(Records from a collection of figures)
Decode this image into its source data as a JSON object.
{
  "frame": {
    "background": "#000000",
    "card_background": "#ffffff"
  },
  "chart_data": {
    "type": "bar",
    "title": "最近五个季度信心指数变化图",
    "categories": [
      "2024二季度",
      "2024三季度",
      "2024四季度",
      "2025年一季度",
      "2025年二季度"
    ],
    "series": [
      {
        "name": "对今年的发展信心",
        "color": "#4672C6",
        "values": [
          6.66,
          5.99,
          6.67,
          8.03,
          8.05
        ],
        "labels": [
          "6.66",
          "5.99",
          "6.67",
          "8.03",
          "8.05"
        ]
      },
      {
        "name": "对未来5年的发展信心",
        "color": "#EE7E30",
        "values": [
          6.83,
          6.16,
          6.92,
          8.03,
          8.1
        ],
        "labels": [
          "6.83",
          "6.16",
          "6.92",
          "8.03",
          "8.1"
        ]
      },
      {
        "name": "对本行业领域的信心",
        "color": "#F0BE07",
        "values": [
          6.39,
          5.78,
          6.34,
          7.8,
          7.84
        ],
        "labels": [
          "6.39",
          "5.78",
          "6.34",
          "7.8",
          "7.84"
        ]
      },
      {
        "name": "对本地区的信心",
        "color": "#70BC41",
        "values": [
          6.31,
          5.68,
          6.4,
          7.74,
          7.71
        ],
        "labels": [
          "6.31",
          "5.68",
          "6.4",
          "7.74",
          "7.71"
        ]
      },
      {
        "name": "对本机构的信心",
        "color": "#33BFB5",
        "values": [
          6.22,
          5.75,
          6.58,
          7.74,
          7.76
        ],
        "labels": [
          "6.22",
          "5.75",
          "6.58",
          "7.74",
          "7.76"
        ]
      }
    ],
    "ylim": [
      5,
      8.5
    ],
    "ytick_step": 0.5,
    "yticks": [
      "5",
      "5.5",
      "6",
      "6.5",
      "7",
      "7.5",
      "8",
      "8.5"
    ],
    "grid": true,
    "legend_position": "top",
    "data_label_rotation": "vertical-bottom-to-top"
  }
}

§ GOAL: Gather every line from the listing above in which the word "name" appears.

§ TASK ANSWER:
        "name": "对今年的发展信心",
        "name": "对未来5年的发展信心",
        "name": "对本行业领域的信心",
        "name": "对本地区的信心",
        "name": "对本机构的信心",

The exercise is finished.